**** INFORMATION PROVIDED ****
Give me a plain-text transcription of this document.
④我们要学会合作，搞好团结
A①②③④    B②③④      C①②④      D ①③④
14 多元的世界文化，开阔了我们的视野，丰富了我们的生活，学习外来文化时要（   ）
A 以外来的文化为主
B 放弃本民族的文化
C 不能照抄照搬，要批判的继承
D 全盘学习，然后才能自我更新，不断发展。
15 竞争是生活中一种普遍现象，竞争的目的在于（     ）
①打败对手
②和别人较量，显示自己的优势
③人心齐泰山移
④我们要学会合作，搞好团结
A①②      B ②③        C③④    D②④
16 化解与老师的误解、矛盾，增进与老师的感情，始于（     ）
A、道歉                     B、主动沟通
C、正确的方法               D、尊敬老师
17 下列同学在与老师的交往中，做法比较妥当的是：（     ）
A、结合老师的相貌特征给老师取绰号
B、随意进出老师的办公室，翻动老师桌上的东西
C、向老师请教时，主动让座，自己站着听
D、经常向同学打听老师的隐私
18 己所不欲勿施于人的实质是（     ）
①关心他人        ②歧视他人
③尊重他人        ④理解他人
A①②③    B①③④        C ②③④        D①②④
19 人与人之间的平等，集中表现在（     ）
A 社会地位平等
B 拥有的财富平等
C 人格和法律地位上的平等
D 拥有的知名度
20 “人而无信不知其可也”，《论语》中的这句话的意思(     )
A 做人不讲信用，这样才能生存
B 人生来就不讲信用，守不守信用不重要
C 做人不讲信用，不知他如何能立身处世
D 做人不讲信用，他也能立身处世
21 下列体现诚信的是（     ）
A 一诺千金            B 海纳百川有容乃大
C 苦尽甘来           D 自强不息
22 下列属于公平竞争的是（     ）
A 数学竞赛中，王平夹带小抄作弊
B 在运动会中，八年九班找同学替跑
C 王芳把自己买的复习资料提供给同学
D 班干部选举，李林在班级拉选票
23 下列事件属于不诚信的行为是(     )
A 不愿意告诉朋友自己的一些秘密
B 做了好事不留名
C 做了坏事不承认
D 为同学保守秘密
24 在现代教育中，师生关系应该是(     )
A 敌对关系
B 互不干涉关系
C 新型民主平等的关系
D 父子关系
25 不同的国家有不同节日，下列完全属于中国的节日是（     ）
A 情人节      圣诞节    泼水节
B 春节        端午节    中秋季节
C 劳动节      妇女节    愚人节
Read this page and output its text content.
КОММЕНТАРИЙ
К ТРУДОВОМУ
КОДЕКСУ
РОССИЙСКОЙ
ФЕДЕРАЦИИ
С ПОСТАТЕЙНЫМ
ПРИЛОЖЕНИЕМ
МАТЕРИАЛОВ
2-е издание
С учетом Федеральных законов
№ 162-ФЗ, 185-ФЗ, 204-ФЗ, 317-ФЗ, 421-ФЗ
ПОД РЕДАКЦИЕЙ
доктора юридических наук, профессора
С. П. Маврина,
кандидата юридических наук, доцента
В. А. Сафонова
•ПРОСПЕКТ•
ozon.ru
****
#### [DIRECTIONS]
Each line from the one containing "Read this page and output its text content." to the end of the records should be echoed exactly, and no other line.

#### [ANSWER]
Read this page and output its text content.
КОММЕНТАРИЙ
К ТРУДОВОМУ
КОДЕКСУ
РОССИЙСКОЙ
ФЕДЕРАЦИИ
С ПОСТАТЕЙНЫМ
ПРИЛОЖЕНИЕМ
МАТЕРИАЛОВ
2-е издание
С учетом Федеральных законов
№ 162-ФЗ, 185-ФЗ, 204-ФЗ, 317-ФЗ, 421-ФЗ
ПОД РЕДАКЦИЕЙ
доктора юридических наук, профессора
С. П. Маврина,
кандидата юридических наук, доцента
В. А. Сафонова
•ПРОСПЕКТ•
ozon.ru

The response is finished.